[Data rows]
----------------

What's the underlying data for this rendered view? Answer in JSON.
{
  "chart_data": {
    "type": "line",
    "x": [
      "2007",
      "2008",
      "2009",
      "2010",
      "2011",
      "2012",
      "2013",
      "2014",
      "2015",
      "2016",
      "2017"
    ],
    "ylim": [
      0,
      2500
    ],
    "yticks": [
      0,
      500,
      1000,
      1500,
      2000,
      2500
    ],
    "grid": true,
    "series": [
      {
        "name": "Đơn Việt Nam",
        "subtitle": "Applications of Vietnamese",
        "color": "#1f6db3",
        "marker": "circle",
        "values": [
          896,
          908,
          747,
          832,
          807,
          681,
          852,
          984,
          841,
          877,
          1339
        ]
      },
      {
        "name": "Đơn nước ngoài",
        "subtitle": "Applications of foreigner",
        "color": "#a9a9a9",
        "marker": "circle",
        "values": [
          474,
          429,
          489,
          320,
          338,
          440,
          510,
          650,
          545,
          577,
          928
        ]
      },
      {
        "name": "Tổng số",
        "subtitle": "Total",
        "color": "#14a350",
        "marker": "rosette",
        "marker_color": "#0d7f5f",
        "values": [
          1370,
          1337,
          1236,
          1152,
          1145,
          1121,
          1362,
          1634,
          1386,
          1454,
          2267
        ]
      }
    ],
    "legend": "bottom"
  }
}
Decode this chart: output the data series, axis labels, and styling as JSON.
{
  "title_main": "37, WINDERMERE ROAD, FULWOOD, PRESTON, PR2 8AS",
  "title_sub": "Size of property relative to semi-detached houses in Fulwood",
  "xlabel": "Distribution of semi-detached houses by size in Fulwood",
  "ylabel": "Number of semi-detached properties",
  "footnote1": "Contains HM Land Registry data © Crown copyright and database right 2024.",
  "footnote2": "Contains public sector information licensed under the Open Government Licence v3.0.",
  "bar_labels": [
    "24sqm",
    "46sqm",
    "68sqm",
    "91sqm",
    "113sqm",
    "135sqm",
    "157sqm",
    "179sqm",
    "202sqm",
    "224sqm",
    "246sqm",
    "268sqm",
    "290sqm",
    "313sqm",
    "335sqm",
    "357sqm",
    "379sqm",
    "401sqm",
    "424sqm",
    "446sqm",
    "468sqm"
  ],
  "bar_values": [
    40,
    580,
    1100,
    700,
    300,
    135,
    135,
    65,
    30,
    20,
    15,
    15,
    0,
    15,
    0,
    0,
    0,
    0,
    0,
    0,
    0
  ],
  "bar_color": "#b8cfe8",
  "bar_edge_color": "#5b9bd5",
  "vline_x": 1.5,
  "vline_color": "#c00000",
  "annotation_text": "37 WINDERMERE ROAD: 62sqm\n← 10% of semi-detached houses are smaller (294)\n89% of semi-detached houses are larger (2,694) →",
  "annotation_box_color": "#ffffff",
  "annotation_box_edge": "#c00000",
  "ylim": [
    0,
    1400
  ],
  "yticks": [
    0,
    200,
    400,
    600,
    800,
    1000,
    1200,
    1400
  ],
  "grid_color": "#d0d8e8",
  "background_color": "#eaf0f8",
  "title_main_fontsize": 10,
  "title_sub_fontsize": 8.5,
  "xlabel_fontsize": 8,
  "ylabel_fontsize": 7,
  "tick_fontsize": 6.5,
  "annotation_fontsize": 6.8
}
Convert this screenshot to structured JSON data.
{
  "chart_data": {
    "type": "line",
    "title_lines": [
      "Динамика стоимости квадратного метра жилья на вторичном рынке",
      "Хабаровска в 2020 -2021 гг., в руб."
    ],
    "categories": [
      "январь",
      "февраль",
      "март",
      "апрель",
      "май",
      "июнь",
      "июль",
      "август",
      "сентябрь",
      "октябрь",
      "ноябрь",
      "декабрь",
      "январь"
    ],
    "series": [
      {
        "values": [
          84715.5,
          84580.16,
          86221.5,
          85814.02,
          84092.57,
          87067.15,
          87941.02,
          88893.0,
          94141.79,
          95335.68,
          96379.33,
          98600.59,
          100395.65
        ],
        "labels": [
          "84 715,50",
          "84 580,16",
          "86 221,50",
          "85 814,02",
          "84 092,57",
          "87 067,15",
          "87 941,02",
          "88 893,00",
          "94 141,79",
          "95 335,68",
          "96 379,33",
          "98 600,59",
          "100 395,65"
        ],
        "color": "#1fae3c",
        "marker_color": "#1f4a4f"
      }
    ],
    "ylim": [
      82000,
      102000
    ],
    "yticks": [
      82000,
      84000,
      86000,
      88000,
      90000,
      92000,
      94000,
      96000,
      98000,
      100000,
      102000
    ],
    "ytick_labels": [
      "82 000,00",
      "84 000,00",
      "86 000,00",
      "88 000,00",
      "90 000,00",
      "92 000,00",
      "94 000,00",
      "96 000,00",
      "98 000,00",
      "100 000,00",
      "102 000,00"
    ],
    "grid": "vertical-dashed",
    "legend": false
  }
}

----------------

[Short problem] Repeat the data precisely, line by line.

[Complete answer]
What's the underlying data for this rendered view? Answer in JSON.
{
  "chart_data": {
    "type": "line",
    "x": [
      "2007",
      "2008",
      "2009",
      "2010",
      "2011",
      "2012",
      "2013",
      "2014",
      "2015",
      "2016",
      "2017"
    ],
    "ylim": [
      0,
      2500
    ],
    "yticks": [
      0,
      500,
      1000,
      1500,
      2000,
      2500
    ],
    "grid": true,
    "series": [
      {
        "name": "Đơn Việt Nam",
        "subtitle": "Applications of Vietnamese",
        "color": "#1f6db3",
        "marker": "circle",
        "values": [
          896,
          908,
          747,
          832,
          807,
          681,
          852,
          984,
          841,
          877,
          1339
        ]
      },
      {
        "name": "Đơn nước ngoài",
        "subtitle": "Applications of foreigner",
        "color": "#a9a9a9",
        "marker": "circle",
        "values": [
          474,
          429,
          489,
          320,
          338,
          440,
          510,
          650,
          545,
          577,
          928
        ]
      },
      {
        "name": "Tổng số",
        "subtitle": "Total",
        "color": "#14a350",
        "marker": "rosette",
        "marker_color": "#0d7f5f",
        "values": [
          1370,
          1337,
          1236,
          1152,
          1145,
          1121,
          1362,
          1634,
          1386,
          1454,
          2267
        ]
      }
    ],
    "legend": "bottom"
  }
}
Decode this chart: output the data series, axis labels, and styling as JSON.
{
  "title_main": "37, WINDERMERE ROAD, FULWOOD, PRESTON, PR2 8AS",
  "title_sub": "Size of property relative to semi-detached houses in Fulwood",
  "xlabel": "Distribution of semi-detached houses by size in Fulwood",
  "ylabel": "Number of semi-detached properties",
  "footnote1": "Contains HM Land Registry data © Crown copyright and database right 2024.",
  "footnote2": "Contains public sector information licensed under the Open Government Licence v3.0.",
  "bar_labels": [
    "24sqm",
    "46sqm",
    "68sqm",
    "91sqm",
    "113sqm",
    "135sqm",
    "157sqm",
    "179sqm",
    "202sqm",
    "224sqm",
    "246sqm",
    "268sqm",
    "290sqm",
    "313sqm",
    "335sqm",
    "357sqm",
    "379sqm",
    "401sqm",
    "424sqm",
    "446sqm",
    "468sqm"
  ],
  "bar_values": [
    40,
    580,
    1100,
    700,
    300,
    135,
    135,
    65,
    30,
    20,
    15,
    15,
    0,
    15,
    0,
    0,
    0,
    0,
    0,
    0,
    0
  ],
  "bar_color": "#b8cfe8",
  "bar_edge_color": "#5b9bd5",
  "vline_x": 1.5,
  "vline_color": "#c00000",
  "annotation_text": "37 WINDERMERE ROAD: 62sqm\n← 10% of semi-detached houses are smaller (294)\n89% of semi-detached houses are larger (2,694) →",
  "annotation_box_color": "#ffffff",
  "annotation_box_edge": "#c00000",
  "ylim": [
    0,
    1400
  ],
  "yticks": [
    0,
    200,
    400,
    600,
    800,
    1000,
    1200,
    1400
  ],
  "grid_color": "#d0d8e8",
  "background_color": "#eaf0f8",
  "title_main_fontsize": 10,
  "title_sub_fontsize": 8.5,
  "xlabel_fontsize": 8,
  "ylabel_fontsize": 7,
  "tick_fontsize": 6.5,
  "annotation_fontsize": 6.8
}
Convert this screenshot to structured JSON data.
{
  "chart_data": {
    "type": "line",
    "title_lines": [
      "Динамика стоимости квадратного метра жилья на вторичном рынке",
      "Хабаровска в 2020 -2021 гг., в руб."
    ],
    "categories": [
      "январь",
      "февраль",
      "март",
      "апрель",
      "май",
      "июнь",
      "июль",
      "август",
      "сентябрь",
      "октябрь",
      "ноябрь",
      "декабрь",
      "январь"
    ],
    "series": [
      {
        "values": [
          84715.5,
          84580.16,
          86221.5,
          85814.02,
          84092.57,
          87067.15,
          87941.02,
          88893.0,
          94141.79,
          95335.68,
          96379.33,
          98600.59,
          100395.65
        ],
        "labels": [
          "84 715,50",
          "84 580,16",
          "86 221,50",
          "85 814,02",
          "84 092,57",
          "87 067,15",
          "87 941,02",
          "88 893,00",
          "94 141,79",
          "95 335,68",
          "96 379,33",
          "98 600,59",
          "100 395,65"
        ],
        "color": "#1fae3c",
        "marker_color": "#1f4a4f"
      }
    ],
    "ylim": [
      82000,
      102000
    ],
    "yticks": [
      82000,
      84000,
      86000,
      88000,
      90000,
      92000,
      94000,
      96000,
      98000,
      100000,
      102000
    ],
    "ytick_labels": [
      "82 000,00",
      "84 000,00",
      "86 000,00",
      "88 000,00",
      "90 000,00",
      "92 000,00",
      "94 000,00",
      "96 000,00",
      "98 000,00",
      "100 000,00",
      "102 000,00"
    ],
    "grid": "vertical-dashed",
    "legend": false
  }
}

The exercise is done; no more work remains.